Below are some records. Say in a single number how many of their lines include the word "name".

-- START OF Data provided --

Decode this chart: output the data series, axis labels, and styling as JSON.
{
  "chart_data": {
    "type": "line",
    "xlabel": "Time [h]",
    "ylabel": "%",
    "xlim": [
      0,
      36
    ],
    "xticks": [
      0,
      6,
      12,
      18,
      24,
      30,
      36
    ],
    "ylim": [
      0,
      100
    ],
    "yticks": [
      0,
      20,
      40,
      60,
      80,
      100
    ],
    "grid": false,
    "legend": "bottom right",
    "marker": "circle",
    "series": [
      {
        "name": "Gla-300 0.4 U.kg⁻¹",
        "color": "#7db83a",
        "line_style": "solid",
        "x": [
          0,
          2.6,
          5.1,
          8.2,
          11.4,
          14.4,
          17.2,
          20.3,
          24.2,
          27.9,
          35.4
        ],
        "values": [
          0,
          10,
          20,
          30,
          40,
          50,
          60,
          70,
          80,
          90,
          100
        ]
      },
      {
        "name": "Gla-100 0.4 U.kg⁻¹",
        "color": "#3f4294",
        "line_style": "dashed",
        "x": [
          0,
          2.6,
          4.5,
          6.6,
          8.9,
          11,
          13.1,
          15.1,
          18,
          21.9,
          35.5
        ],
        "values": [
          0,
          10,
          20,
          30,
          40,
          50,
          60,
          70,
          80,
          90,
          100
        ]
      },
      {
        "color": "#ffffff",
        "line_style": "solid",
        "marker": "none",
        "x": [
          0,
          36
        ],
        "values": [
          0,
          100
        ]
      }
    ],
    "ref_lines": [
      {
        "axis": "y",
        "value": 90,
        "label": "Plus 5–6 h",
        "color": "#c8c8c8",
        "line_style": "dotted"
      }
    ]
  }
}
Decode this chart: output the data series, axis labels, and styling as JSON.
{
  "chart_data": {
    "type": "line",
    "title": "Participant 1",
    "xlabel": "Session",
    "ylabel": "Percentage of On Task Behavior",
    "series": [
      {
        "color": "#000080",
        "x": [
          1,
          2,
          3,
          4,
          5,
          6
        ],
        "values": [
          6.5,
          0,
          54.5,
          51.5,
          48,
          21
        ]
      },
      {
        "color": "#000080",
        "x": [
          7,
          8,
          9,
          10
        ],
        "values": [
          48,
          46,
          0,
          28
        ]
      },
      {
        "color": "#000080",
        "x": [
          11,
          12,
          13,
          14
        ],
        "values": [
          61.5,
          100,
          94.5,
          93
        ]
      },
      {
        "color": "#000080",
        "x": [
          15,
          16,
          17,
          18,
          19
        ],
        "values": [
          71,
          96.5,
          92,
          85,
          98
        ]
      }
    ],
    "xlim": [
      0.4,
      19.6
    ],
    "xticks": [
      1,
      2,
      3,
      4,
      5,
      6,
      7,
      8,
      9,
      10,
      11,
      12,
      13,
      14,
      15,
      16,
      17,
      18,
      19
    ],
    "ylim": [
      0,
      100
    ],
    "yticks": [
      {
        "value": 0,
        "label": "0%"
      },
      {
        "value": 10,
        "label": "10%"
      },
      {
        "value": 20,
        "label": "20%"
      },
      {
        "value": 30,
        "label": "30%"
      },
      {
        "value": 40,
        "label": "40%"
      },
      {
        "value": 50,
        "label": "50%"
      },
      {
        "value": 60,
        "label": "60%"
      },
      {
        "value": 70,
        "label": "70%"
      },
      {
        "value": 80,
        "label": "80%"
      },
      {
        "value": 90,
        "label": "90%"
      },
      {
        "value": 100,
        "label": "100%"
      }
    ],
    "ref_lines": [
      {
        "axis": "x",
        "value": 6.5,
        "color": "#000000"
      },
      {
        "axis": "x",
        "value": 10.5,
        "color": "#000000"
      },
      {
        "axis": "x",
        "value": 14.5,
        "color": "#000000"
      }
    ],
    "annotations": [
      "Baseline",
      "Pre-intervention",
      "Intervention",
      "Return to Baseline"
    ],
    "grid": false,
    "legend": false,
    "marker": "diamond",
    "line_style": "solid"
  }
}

-- END OF Data provided --

* [Reply] 2